▶ [Short task]:
Your task is to transcribe all the entries exactly, excluding pictures.

§

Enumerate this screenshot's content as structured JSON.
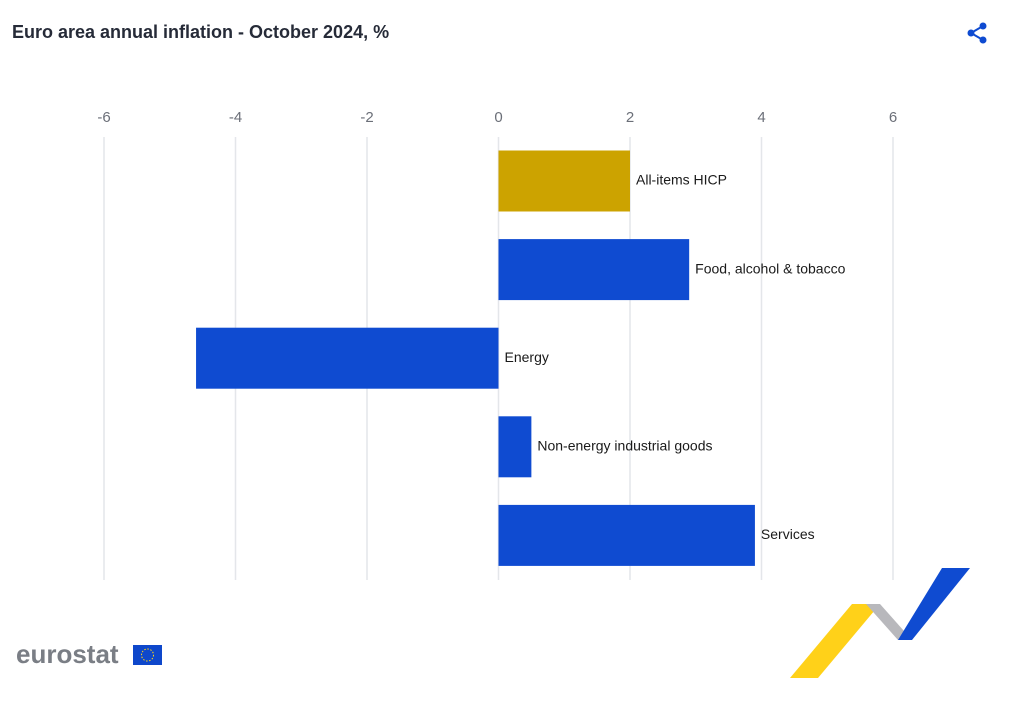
{
  "chart_data": {
    "type": "hbar",
    "title": "Euro area annual inflation - October 2024, %",
    "categories": [
      "All-items HICP",
      "Food, alcohol & tobacco",
      "Energy",
      "Non-energy industrial goods",
      "Services"
    ],
    "values": [
      2.0,
      2.9,
      -4.6,
      0.5,
      3.9
    ],
    "colors": [
      "#cca300",
      "#0f4bd1",
      "#0f4bd1",
      "#0f4bd1",
      "#0f4bd1"
    ],
    "xlim": [
      -6,
      6
    ],
    "xticks": [
      -6,
      -4,
      -2,
      0,
      2,
      4,
      6
    ],
    "grid": true
  },
  "logo": "eurostat"
}
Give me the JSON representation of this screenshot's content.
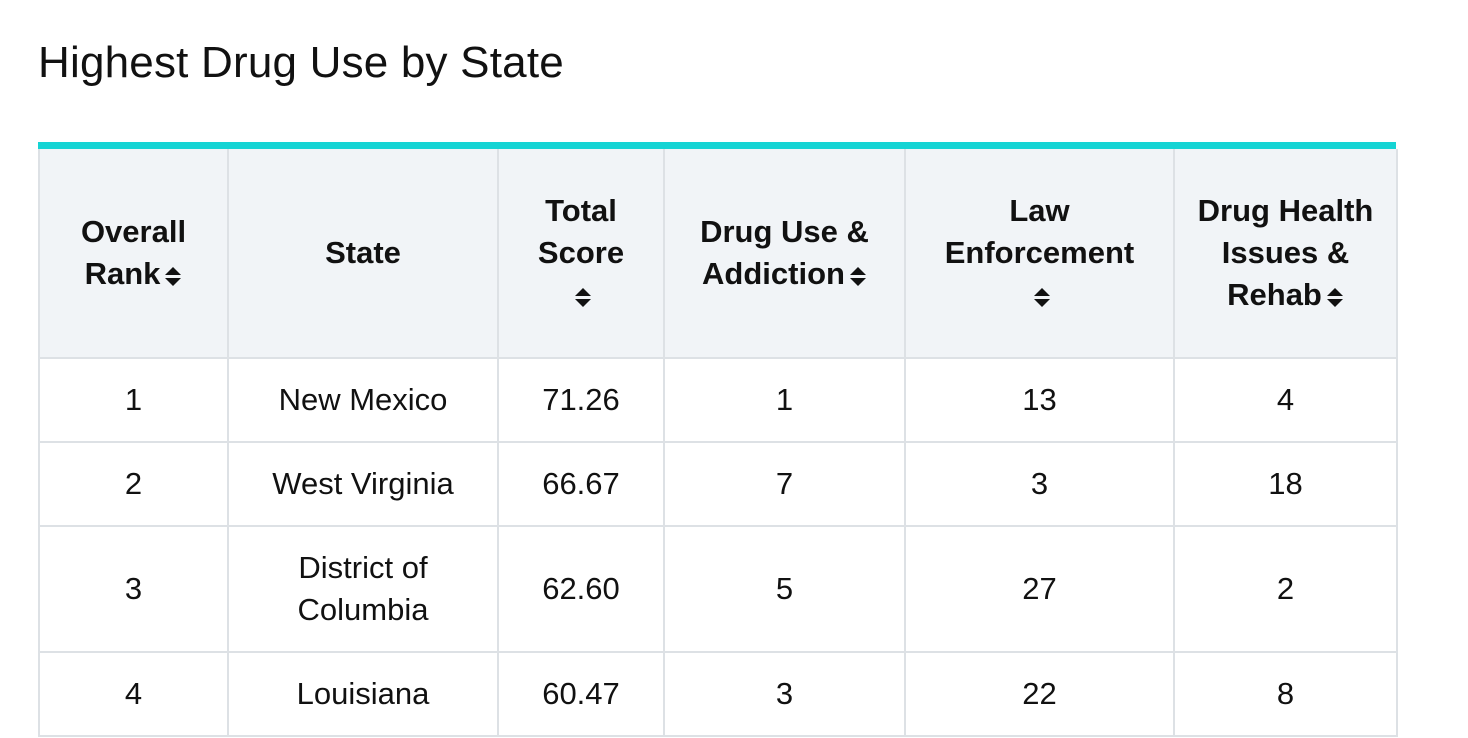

§

▶ [Response to this task]:
Enumerate this screenshot's content as structured JSON.
{
  "chart_data": {
    "type": "hbar",
    "title": "Euro area annual inflation - October 2024, %",
    "categories": [
      "All-items HICP",
      "Food, alcohol & tobacco",
      "Energy",
      "Non-energy industrial goods",
      "Services"
    ],
    "values": [
      2.0,
      2.9,
      -4.6,
      0.5,
      3.9
    ],
    "colors": [
      "#cca300",
      "#0f4bd1",
      "#0f4bd1",
      "#0f4bd1",
      "#0f4bd1"
    ],
    "xlim": [
      -6,
      6
    ],
    "xticks": [
      -6,
      -4,
      -2,
      0,
      2,
      4,
      6
    ],
    "grid": true
  },
  "logo": "eurostat"
}
Give me the JSON representation of this screenshot's content.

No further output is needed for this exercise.